Region annotation records:
-------------------------
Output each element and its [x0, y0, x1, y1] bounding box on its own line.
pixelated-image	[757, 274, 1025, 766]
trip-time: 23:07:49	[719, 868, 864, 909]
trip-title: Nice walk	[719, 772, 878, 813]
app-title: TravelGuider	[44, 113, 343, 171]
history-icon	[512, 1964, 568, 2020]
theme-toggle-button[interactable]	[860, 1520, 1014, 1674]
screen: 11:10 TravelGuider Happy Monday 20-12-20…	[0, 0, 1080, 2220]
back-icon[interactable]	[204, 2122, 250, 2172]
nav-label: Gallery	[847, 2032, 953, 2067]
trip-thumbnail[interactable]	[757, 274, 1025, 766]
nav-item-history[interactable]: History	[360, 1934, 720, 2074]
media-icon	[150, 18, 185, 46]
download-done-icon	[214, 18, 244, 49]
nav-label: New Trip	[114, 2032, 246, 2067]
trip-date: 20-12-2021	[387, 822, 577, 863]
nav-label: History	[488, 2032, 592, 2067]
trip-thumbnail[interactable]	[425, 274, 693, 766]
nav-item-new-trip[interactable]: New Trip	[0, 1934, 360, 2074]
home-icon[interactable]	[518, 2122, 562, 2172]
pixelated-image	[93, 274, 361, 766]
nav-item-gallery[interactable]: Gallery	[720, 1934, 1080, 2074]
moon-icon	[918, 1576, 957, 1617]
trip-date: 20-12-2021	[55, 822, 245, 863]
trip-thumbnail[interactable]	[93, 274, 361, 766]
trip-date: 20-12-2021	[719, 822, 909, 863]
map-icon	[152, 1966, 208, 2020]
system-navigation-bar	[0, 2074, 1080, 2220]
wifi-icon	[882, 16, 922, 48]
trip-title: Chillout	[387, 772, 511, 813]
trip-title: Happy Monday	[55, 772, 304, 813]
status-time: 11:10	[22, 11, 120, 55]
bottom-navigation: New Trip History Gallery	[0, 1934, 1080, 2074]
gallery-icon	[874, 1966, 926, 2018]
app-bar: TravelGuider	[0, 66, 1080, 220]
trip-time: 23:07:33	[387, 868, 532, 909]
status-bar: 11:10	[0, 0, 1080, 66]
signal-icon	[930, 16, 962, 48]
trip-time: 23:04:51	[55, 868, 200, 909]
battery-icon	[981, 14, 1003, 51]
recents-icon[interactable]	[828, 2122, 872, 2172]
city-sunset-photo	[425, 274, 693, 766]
-------------------------
The task
Rewrite the records above, changing every "trip-thumbnail" to "trip-card" and leaving the rest untouched.

Result of the task
Output each element and its [x0, y0, x1, y1] bounding box on its own line.
pixelated-image	[757, 274, 1025, 766]
trip-time: 23:07:49	[719, 868, 864, 909]
trip-title: Nice walk	[719, 772, 878, 813]
app-title: TravelGuider	[44, 113, 343, 171]
history-icon	[512, 1964, 568, 2020]
theme-toggle-button[interactable]	[860, 1520, 1014, 1674]
screen: 11:10 TravelGuider Happy Monday 20-12-20…	[0, 0, 1080, 2220]
back-icon[interactable]	[204, 2122, 250, 2172]
nav-label: Gallery	[847, 2032, 953, 2067]
trip-card[interactable]	[757, 274, 1025, 766]
nav-item-history[interactable]: History	[360, 1934, 720, 2074]
media-icon	[150, 18, 185, 46]
download-done-icon	[214, 18, 244, 49]
nav-label: New Trip	[114, 2032, 246, 2067]
trip-date: 20-12-2021	[387, 822, 577, 863]
nav-label: History	[488, 2032, 592, 2067]
trip-card[interactable]	[425, 274, 693, 766]
nav-item-new-trip[interactable]: New Trip	[0, 1934, 360, 2074]
home-icon[interactable]	[518, 2122, 562, 2172]
pixelated-image	[93, 274, 361, 766]
nav-item-gallery[interactable]: Gallery	[720, 1934, 1080, 2074]
moon-icon	[918, 1576, 957, 1617]
trip-date: 20-12-2021	[55, 822, 245, 863]
trip-card[interactable]	[93, 274, 361, 766]
trip-date: 20-12-2021	[719, 822, 909, 863]
map-icon	[152, 1966, 208, 2020]
system-navigation-bar	[0, 2074, 1080, 2220]
wifi-icon	[882, 16, 922, 48]
trip-title: Chillout	[387, 772, 511, 813]
trip-title: Happy Monday	[55, 772, 304, 813]
status-time: 11:10	[22, 11, 120, 55]
bottom-navigation: New Trip History Gallery	[0, 1934, 1080, 2074]
gallery-icon	[874, 1966, 926, 2018]
app-bar: TravelGuider	[0, 66, 1080, 220]
trip-time: 23:07:33	[387, 868, 532, 909]
status-bar: 11:10	[0, 0, 1080, 66]
signal-icon	[930, 16, 962, 48]
trip-time: 23:04:51	[55, 868, 200, 909]
battery-icon	[981, 14, 1003, 51]
recents-icon[interactable]	[828, 2122, 872, 2172]
city-sunset-photo	[425, 274, 693, 766]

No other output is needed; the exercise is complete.